Using the records that follow, copy every line containing the word "logic".
________________
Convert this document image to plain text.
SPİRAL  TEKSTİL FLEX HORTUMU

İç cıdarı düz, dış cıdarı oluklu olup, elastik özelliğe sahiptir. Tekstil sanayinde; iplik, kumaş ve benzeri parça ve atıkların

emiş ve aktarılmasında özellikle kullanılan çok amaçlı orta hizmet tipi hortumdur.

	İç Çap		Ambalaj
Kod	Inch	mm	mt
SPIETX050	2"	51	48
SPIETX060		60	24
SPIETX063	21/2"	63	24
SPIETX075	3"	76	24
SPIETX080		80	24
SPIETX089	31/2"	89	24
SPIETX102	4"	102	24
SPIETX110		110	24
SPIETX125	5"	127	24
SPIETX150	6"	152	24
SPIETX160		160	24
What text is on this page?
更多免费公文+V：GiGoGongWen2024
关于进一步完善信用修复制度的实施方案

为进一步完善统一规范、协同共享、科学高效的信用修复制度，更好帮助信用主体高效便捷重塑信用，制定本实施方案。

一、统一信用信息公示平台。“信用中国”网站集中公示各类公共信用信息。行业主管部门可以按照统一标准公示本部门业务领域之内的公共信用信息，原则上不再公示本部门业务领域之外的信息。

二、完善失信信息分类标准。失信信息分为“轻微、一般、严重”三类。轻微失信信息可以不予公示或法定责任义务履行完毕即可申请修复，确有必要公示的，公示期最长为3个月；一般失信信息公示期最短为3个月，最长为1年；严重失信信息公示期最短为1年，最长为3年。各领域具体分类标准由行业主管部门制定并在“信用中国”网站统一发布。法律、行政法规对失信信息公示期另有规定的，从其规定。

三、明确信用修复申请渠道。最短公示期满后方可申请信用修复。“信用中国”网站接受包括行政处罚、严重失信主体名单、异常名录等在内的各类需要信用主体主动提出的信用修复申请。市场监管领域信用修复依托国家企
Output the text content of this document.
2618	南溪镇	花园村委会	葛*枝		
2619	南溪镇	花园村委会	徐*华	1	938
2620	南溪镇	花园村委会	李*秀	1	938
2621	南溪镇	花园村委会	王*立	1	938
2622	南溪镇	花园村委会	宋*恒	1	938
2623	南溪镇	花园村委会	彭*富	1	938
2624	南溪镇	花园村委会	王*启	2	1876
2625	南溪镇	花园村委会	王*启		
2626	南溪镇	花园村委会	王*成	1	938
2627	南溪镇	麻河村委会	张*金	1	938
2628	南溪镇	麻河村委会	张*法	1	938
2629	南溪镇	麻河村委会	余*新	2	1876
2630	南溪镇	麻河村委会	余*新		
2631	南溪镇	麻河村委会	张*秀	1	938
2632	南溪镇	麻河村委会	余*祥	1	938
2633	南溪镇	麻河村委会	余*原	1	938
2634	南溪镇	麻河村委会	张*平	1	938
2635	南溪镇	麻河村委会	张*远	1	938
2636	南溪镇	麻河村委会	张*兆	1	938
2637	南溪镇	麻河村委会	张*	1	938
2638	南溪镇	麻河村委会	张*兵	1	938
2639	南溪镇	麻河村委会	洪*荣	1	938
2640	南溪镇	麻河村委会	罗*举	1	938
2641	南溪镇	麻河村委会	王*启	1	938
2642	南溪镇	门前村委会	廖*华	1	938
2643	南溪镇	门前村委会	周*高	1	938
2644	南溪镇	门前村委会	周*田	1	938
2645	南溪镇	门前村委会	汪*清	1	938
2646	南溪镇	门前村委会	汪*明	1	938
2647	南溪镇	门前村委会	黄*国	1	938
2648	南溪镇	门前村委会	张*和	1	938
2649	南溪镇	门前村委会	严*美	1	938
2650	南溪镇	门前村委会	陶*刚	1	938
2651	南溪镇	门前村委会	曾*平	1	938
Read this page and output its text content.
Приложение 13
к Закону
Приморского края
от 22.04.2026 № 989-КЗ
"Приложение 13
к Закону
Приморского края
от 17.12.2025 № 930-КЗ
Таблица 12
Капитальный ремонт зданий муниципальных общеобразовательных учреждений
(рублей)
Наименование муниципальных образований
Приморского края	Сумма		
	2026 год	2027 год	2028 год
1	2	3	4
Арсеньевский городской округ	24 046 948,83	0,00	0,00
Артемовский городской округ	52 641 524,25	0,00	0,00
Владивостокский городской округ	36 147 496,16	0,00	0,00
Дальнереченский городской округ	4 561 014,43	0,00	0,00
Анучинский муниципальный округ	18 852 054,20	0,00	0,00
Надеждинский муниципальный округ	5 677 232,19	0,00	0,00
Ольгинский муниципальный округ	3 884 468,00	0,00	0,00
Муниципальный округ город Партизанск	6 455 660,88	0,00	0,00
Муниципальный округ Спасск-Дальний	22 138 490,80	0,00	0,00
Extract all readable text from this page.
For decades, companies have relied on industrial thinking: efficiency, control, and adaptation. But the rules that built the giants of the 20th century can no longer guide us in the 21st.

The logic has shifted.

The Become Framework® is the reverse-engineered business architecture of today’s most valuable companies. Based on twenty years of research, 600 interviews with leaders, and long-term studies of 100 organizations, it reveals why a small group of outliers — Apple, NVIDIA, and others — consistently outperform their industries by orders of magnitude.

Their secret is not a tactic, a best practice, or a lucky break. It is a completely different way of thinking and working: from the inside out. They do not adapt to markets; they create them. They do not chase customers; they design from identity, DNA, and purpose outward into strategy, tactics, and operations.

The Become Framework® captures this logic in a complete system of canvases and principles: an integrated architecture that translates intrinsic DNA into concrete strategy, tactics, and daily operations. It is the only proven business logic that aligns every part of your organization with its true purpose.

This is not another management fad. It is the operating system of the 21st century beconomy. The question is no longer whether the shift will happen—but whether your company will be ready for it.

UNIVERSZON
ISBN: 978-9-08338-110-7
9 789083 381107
________________
### Task solution
The logic has shifted.
The Become Framework® captures this logic in a complete system of canvases and principles: an integrated architecture that translates intrinsic DNA into concrete strategy, tactics, and daily operations. It is the only proven business logic that aligns every part of your organization with its true purpose.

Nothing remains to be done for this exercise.